### WHAT TO WORK ON:
Transcribe the records below exactly as they appear.

Items from a data source

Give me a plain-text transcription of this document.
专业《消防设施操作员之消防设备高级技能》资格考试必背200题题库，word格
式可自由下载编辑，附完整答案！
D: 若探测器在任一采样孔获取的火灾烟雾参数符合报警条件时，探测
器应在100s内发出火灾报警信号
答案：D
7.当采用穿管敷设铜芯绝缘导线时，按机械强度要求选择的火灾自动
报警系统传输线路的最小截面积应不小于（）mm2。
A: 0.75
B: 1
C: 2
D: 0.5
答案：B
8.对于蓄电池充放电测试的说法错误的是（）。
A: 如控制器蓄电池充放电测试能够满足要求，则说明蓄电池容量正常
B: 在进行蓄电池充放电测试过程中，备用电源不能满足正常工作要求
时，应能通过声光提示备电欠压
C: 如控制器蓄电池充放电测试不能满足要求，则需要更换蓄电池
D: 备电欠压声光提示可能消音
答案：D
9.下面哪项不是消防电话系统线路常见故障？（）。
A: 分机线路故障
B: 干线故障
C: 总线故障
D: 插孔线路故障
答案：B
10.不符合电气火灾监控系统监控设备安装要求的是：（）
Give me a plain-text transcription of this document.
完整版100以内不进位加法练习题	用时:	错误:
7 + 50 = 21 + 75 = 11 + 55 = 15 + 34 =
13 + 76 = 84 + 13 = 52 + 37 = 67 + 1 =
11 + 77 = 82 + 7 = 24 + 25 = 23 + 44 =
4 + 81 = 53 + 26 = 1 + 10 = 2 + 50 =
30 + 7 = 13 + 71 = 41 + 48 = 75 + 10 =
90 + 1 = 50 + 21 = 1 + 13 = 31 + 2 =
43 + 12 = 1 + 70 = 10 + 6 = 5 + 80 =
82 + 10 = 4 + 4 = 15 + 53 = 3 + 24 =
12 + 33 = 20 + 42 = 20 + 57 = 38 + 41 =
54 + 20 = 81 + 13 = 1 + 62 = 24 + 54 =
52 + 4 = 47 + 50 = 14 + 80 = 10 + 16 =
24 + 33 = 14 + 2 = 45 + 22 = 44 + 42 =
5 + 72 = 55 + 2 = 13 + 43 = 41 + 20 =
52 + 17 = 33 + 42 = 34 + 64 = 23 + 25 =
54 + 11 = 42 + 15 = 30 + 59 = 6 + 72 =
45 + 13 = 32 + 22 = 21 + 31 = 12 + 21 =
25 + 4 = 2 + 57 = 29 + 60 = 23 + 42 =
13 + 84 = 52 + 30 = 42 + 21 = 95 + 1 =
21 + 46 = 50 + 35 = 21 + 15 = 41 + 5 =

### ANSWER:
Give me a plain-text transcription of this document.
专业《消防设施操作员之消防设备高级技能》资格考试必背200题题库，word格
式可自由下载编辑，附完整答案！
D: 若探测器在任一采样孔获取的火灾烟雾参数符合报警条件时，探测
器应在100s内发出火灾报警信号
答案：D
7.当采用穿管敷设铜芯绝缘导线时，按机械强度要求选择的火灾自动
报警系统传输线路的最小截面积应不小于（）mm2。
A: 0.75
B: 1
C: 2
D: 0.5
答案：B
8.对于蓄电池充放电测试的说法错误的是（）。
A: 如控制器蓄电池充放电测试能够满足要求，则说明蓄电池容量正常
B: 在进行蓄电池充放电测试过程中，备用电源不能满足正常工作要求
时，应能通过声光提示备电欠压
C: 如控制器蓄电池充放电测试不能满足要求，则需要更换蓄电池
D: 备电欠压声光提示可能消音
答案：D
9.下面哪项不是消防电话系统线路常见故障？（）。
A: 分机线路故障
B: 干线故障
C: 总线故障
D: 插孔线路故障
答案：B
10.不符合电气火灾监控系统监控设备安装要求的是：（）
Give me a plain-text transcription of this document.
完整版100以内不进位加法练习题	用时:	错误:
7 + 50 = 21 + 75 = 11 + 55 = 15 + 34 =
13 + 76 = 84 + 13 = 52 + 37 = 67 + 1 =
11 + 77 = 82 + 7 = 24 + 25 = 23 + 44 =
4 + 81 = 53 + 26 = 1 + 10 = 2 + 50 =
30 + 7 = 13 + 71 = 41 + 48 = 75 + 10 =
90 + 1 = 50 + 21 = 1 + 13 = 31 + 2 =
43 + 12 = 1 + 70 = 10 + 6 = 5 + 80 =
82 + 10 = 4 + 4 = 15 + 53 = 3 + 24 =
12 + 33 = 20 + 42 = 20 + 57 = 38 + 41 =
54 + 20 = 81 + 13 = 1 + 62 = 24 + 54 =
52 + 4 = 47 + 50 = 14 + 80 = 10 + 16 =
24 + 33 = 14 + 2 = 45 + 22 = 44 + 42 =
5 + 72 = 55 + 2 = 13 + 43 = 41 + 20 =
52 + 17 = 33 + 42 = 34 + 64 = 23 + 25 =
54 + 11 = 42 + 15 = 30 + 59 = 6 + 72 =
45 + 13 = 32 + 22 = 21 + 31 = 12 + 21 =
25 + 4 = 2 + 57 = 29 + 60 = 23 + 42 =
13 + 84 = 52 + 30 = 42 + 21 = 95 + 1 =
21 + 46 = 50 + 35 = 21 + 15 = 41 + 5 =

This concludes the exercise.